═══ Material provided ═══

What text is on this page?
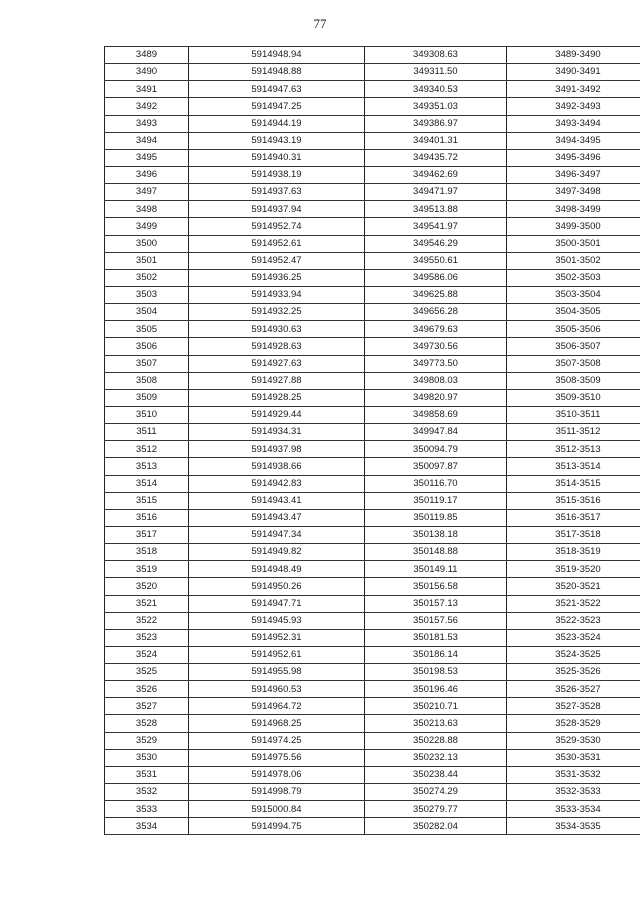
77
3489	5914948.94	349308.63	3489-3490
3490	5914948.88	349311.50	3490-3491
3491	5914947.63	349340.53	3491-3492
3492	5914947.25	349351.03	3492-3493
3493	5914944.19	349386.97	3493-3494
3494	5914943.19	349401.31	3494-3495
3495	5914940.31	349435.72	3495-3496
3496	5914938.19	349462.69	3496-3497
3497	5914937.63	349471.97	3497-3498
3498	5914937.94	349513.88	3498-3499
3499	5914952.74	349541.97	3499-3500
3500	5914952.61	349546.29	3500-3501
3501	5914952.47	349550.61	3501-3502
3502	5914936.25	349586.06	3502-3503
3503	5914933.94	349625.88	3503-3504
3504	5914932.25	349656.28	3504-3505
3505	5914930.63	349679.63	3505-3506
3506	5914928.63	349730.56	3506-3507
3507	5914927.63	349773.50	3507-3508
3508	5914927.88	349808.03	3508-3509
3509	5914928.25	349820.97	3509-3510
3510	5914929.44	349858.69	3510-3511
3511	5914934.31	349947.84	3511-3512
3512	5914937.98	350094.79	3512-3513
3513	5914938.66	350097.87	3513-3514
3514	5914942.83	350116.70	3514-3515
3515	5914943.41	350119.17	3515-3516
3516	5914943.47	350119.85	3516-3517
3517	5914947.34	350138.18	3517-3518
3518	5914949.82	350148.88	3518-3519
3519	5914948.49	350149.11	3519-3520
3520	5914950.26	350156.58	3520-3521
3521	5914947.71	350157.13	3521-3522
3522	5914945.93	350157.56	3522-3523
3523	5914952.31	350181.53	3523-3524
3524	5914952.61	350186.14	3524-3525
3525	5914955.98	350198.53	3525-3526
3526	5914960.53	350196.46	3526-3527
3527	5914964.72	350210.71	3527-3528
3528	5914968.25	350213.63	3528-3529
3529	5914974.25	350228.88	3529-3530
3530	5914975.56	350232.13	3530-3531
3531	5914978.06	350238.44	3531-3532
3532	5914998.79	350274.29	3532-3533
3533	5915000.84	350279.77	3533-3534
3534	5914994.75	350282.04	3534-3535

═══

Set down the complete material exactly, but do not include the images.

(Complete response):
What text is on this page?
77
3489	5914948.94	349308.63	3489-3490
3490	5914948.88	349311.50	3490-3491
3491	5914947.63	349340.53	3491-3492
3492	5914947.25	349351.03	3492-3493
3493	5914944.19	349386.97	3493-3494
3494	5914943.19	349401.31	3494-3495
3495	5914940.31	349435.72	3495-3496
3496	5914938.19	349462.69	3496-3497
3497	5914937.63	349471.97	3497-3498
3498	5914937.94	349513.88	3498-3499
3499	5914952.74	349541.97	3499-3500
3500	5914952.61	349546.29	3500-3501
3501	5914952.47	349550.61	3501-3502
3502	5914936.25	349586.06	3502-3503
3503	5914933.94	349625.88	3503-3504
3504	5914932.25	349656.28	3504-3505
3505	5914930.63	349679.63	3505-3506
3506	5914928.63	349730.56	3506-3507
3507	5914927.63	349773.50	3507-3508
3508	5914927.88	349808.03	3508-3509
3509	5914928.25	349820.97	3509-3510
3510	5914929.44	349858.69	3510-3511
3511	5914934.31	349947.84	3511-3512
3512	5914937.98	350094.79	3512-3513
3513	5914938.66	350097.87	3513-3514
3514	5914942.83	350116.70	3514-3515
3515	5914943.41	350119.17	3515-3516
3516	5914943.47	350119.85	3516-3517
3517	5914947.34	350138.18	3517-3518
3518	5914949.82	350148.88	3518-3519
3519	5914948.49	350149.11	3519-3520
3520	5914950.26	350156.58	3520-3521
3521	5914947.71	350157.13	3521-3522
3522	5914945.93	350157.56	3522-3523
3523	5914952.31	350181.53	3523-3524
3524	5914952.61	350186.14	3524-3525
3525	5914955.98	350198.53	3525-3526
3526	5914960.53	350196.46	3526-3527
3527	5914964.72	350210.71	3527-3528
3528	5914968.25	350213.63	3528-3529
3529	5914974.25	350228.88	3529-3530
3530	5914975.56	350232.13	3530-3531
3531	5914978.06	350238.44	3531-3532
3532	5914998.79	350274.29	3532-3533
3533	5915000.84	350279.77	3533-3534
3534	5914994.75	350282.04	3534-3535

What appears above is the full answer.